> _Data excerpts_
= = = =

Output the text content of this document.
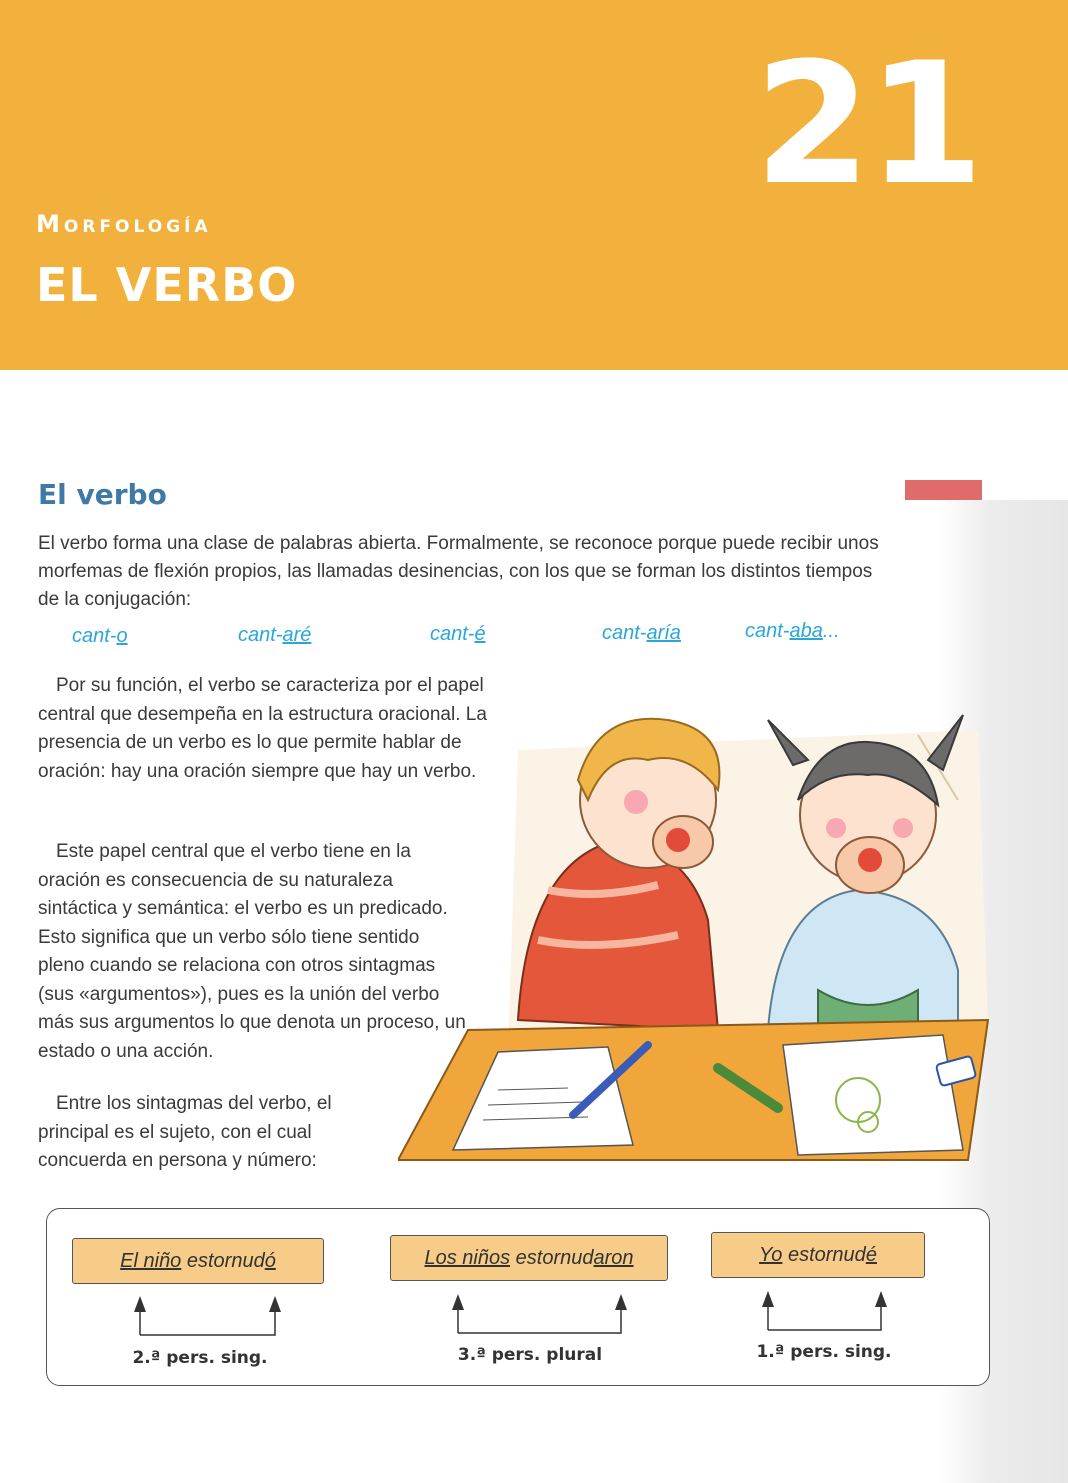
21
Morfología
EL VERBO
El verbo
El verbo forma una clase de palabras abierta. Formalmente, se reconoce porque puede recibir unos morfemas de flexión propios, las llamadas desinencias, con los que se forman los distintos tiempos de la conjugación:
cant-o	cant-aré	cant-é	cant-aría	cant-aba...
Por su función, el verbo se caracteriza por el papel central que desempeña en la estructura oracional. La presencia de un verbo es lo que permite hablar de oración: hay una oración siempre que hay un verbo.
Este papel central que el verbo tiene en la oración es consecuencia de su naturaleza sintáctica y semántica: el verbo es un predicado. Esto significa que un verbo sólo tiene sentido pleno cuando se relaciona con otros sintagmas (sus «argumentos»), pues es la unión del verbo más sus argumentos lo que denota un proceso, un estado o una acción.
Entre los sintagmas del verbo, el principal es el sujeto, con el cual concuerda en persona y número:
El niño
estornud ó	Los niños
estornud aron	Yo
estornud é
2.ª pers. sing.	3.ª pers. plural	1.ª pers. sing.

= = = =

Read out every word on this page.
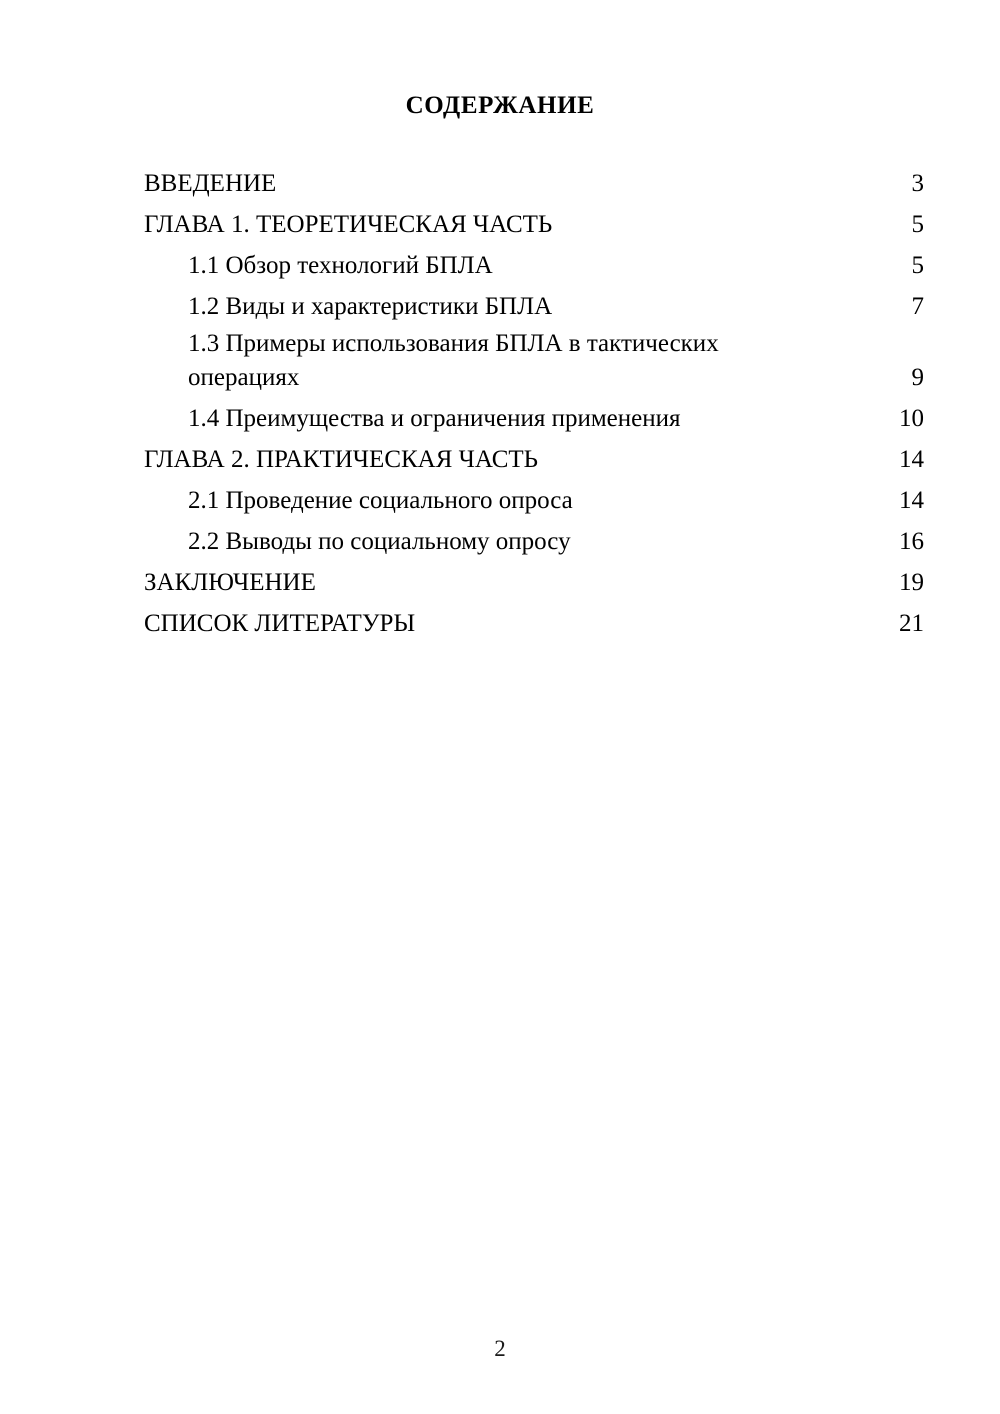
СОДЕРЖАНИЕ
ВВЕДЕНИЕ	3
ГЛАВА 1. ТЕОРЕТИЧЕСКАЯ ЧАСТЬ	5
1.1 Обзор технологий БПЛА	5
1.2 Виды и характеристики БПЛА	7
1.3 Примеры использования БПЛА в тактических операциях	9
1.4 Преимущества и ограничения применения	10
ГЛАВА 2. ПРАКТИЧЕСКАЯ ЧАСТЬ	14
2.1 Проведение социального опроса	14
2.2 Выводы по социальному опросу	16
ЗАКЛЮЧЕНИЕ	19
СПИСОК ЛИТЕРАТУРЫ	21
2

= = = =

> _WHAT THE EXERCISE ASKS_
Identify and extract each line of the listing that contains "ЧАСТЬ".

> _RESPONSE_
ГЛАВА 1. ТЕОРЕТИЧЕСКАЯ ЧАСТЬ	5
ГЛАВА 2. ПРАКТИЧЕСКАЯ ЧАСТЬ	14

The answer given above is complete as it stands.